(Records supplied)

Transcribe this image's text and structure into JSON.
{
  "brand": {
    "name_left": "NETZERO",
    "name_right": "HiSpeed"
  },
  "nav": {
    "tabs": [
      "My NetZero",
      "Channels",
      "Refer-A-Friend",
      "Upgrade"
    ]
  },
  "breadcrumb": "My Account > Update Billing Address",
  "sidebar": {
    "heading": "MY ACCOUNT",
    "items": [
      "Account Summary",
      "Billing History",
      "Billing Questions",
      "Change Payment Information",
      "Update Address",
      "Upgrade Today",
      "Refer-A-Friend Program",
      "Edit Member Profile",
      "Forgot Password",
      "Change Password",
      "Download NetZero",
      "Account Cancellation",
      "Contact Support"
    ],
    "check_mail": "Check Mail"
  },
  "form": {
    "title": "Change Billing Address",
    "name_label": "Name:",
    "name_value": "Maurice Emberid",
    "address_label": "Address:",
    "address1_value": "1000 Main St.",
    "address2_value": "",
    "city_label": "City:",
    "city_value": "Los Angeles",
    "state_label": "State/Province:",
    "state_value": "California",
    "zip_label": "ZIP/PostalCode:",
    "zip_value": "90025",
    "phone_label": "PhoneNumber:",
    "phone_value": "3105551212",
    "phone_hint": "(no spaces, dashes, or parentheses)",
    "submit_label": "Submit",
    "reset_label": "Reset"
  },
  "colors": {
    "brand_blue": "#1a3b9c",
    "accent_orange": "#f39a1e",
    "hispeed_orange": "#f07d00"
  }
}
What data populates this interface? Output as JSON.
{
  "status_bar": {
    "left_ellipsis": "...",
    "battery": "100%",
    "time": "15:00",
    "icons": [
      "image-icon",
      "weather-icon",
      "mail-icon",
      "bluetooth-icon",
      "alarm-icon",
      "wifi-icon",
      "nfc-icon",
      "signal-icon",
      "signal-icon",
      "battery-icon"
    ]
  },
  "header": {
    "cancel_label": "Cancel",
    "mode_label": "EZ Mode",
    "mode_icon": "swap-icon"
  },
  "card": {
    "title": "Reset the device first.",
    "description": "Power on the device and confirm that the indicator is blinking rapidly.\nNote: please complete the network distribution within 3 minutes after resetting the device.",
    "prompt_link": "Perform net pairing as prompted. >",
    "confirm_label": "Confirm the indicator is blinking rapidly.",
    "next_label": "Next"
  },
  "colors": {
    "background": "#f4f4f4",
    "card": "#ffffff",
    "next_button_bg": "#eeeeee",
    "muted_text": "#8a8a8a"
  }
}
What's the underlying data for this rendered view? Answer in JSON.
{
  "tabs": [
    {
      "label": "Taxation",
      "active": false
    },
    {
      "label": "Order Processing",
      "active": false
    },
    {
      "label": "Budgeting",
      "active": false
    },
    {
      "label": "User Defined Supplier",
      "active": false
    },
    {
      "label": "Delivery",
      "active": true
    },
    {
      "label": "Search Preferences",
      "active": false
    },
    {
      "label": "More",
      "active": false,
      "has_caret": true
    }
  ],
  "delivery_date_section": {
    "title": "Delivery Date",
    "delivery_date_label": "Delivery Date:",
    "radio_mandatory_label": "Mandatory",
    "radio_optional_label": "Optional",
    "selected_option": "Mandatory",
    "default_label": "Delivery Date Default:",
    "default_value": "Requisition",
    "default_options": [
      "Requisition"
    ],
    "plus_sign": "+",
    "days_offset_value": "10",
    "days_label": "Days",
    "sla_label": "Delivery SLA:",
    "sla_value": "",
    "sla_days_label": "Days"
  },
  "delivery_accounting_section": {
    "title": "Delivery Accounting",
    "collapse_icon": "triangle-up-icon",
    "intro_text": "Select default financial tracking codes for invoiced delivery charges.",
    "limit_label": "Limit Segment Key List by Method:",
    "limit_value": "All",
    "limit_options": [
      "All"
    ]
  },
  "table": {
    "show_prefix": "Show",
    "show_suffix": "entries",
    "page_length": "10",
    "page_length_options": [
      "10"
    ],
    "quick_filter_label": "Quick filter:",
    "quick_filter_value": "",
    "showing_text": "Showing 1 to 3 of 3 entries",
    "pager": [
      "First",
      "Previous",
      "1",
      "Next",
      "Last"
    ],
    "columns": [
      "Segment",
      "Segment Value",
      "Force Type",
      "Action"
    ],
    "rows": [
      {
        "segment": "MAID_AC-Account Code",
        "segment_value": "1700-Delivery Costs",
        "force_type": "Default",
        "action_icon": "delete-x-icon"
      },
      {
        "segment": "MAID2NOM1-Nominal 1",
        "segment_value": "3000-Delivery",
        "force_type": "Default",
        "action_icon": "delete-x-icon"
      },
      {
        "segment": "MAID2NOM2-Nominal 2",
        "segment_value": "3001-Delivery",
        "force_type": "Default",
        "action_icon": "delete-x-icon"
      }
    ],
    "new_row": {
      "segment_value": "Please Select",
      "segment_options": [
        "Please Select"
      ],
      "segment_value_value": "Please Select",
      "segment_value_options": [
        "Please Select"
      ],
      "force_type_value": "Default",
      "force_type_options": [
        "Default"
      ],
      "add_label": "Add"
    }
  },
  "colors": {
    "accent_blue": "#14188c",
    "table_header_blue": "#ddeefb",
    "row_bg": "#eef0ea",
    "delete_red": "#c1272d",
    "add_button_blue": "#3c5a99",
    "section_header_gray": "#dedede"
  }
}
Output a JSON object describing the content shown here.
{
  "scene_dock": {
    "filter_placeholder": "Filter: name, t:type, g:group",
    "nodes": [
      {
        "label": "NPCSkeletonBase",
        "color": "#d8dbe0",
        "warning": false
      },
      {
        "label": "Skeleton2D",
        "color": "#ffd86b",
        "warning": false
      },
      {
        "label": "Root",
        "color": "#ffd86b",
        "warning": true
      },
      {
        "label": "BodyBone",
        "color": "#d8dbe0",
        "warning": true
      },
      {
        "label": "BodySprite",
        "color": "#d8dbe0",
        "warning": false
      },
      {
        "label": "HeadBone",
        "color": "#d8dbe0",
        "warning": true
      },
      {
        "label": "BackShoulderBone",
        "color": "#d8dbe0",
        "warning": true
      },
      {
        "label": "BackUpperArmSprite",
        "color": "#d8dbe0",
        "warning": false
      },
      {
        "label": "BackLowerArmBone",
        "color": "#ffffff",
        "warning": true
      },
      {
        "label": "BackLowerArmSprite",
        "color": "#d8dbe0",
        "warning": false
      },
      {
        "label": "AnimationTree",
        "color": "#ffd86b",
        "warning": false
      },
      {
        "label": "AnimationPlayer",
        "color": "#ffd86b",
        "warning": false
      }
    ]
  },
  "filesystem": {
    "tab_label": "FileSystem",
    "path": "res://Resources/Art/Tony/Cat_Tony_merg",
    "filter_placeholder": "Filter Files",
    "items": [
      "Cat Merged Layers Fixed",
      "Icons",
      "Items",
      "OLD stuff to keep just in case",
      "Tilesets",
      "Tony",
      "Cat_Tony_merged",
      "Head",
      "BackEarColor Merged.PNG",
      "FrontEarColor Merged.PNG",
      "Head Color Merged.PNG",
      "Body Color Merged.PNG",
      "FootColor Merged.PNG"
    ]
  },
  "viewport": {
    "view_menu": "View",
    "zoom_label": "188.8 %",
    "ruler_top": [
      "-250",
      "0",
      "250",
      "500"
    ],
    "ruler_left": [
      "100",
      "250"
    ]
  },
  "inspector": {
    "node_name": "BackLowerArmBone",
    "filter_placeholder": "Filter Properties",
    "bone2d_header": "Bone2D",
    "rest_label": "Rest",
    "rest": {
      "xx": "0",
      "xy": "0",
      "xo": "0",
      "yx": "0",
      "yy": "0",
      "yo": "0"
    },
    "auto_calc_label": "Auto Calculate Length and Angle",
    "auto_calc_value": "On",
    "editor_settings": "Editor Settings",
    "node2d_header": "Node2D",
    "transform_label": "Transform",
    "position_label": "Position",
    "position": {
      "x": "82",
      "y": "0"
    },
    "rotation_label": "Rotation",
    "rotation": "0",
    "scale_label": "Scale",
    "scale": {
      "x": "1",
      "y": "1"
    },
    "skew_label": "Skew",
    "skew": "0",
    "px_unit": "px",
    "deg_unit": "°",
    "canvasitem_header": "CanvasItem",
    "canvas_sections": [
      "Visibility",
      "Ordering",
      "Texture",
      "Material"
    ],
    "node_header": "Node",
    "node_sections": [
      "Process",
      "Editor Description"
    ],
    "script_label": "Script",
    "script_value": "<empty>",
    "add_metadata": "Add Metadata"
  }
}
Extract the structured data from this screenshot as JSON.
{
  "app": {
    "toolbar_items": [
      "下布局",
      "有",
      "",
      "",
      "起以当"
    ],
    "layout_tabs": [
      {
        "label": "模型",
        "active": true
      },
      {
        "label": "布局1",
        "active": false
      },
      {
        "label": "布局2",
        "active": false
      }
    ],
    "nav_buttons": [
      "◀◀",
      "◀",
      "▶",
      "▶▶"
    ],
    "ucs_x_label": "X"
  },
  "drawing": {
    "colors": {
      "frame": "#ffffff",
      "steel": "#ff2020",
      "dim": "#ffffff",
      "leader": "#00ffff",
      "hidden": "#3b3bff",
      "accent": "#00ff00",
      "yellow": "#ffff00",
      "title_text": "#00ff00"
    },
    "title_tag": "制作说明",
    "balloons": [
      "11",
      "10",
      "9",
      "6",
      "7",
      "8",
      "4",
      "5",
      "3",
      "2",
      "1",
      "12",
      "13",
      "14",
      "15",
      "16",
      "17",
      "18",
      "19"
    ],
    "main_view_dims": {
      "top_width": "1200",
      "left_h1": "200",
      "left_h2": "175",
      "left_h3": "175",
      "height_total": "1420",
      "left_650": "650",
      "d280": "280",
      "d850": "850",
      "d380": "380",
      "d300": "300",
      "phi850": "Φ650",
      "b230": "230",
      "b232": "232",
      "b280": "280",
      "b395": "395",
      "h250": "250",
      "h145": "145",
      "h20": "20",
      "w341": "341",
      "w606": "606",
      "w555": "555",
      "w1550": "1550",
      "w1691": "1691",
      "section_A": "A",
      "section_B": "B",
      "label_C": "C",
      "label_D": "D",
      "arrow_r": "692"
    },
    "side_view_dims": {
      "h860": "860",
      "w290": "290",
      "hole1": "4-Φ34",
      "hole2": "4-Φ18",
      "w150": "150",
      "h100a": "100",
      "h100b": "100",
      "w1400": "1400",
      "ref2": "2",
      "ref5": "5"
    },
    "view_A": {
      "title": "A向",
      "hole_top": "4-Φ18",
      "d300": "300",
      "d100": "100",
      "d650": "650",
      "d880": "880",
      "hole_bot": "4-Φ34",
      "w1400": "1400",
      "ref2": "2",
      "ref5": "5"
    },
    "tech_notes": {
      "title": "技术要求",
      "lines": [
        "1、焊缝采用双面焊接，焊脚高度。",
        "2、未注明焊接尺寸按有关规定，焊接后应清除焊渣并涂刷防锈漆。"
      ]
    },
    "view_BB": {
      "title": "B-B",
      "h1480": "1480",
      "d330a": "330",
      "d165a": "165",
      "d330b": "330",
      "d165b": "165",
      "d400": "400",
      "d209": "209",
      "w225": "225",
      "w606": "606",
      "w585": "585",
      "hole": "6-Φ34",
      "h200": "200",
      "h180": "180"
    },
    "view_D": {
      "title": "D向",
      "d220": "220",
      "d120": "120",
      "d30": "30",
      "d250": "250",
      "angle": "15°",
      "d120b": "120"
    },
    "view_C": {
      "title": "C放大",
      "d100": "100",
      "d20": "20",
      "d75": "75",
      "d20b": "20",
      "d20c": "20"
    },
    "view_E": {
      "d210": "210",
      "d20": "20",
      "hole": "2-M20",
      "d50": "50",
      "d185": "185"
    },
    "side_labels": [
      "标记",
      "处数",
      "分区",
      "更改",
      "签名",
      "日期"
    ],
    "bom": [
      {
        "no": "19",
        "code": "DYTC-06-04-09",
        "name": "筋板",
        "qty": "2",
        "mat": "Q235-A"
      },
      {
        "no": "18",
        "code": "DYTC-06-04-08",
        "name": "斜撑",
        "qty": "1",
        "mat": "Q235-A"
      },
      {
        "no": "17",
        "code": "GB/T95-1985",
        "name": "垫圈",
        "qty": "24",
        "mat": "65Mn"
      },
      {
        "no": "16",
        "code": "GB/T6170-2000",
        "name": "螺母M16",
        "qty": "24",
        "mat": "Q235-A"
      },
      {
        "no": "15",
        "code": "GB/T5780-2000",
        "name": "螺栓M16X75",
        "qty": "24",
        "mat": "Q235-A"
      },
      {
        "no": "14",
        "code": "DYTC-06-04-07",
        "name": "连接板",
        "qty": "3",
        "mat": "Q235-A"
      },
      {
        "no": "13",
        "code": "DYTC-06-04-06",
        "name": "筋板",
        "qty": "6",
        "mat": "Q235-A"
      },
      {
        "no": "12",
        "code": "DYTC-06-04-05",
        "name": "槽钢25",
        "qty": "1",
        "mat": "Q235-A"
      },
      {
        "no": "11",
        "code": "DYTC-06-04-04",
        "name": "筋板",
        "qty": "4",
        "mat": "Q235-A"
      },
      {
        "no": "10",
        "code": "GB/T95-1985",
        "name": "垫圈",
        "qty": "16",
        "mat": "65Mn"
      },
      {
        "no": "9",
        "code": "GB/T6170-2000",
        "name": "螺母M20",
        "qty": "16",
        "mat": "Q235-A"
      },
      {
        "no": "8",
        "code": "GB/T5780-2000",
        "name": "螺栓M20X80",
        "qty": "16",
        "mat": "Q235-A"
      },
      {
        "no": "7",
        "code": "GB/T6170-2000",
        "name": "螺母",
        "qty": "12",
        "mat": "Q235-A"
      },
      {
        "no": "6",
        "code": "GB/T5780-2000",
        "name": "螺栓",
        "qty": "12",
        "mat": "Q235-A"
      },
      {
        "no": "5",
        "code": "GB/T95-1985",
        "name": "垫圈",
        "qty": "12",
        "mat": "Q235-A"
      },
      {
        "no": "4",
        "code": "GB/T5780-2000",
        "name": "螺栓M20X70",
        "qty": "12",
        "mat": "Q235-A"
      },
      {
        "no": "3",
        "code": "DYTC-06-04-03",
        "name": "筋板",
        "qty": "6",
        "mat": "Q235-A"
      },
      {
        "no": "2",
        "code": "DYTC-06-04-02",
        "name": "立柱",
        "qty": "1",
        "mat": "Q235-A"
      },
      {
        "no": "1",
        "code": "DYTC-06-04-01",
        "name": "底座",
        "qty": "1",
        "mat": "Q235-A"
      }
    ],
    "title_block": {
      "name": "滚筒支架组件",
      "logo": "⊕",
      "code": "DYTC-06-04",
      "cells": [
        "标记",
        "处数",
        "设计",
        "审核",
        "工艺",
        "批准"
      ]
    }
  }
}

(Problem to work on)
Go through the records and pull out each line that includes the word "this".

(The result)
Transcribe this image's text and structure into JSON.
What data populates this interface? Output as JSON.
What's the underlying data for this rendered view? Answer in JSON.
Extract the structured data from this screenshot as JSON.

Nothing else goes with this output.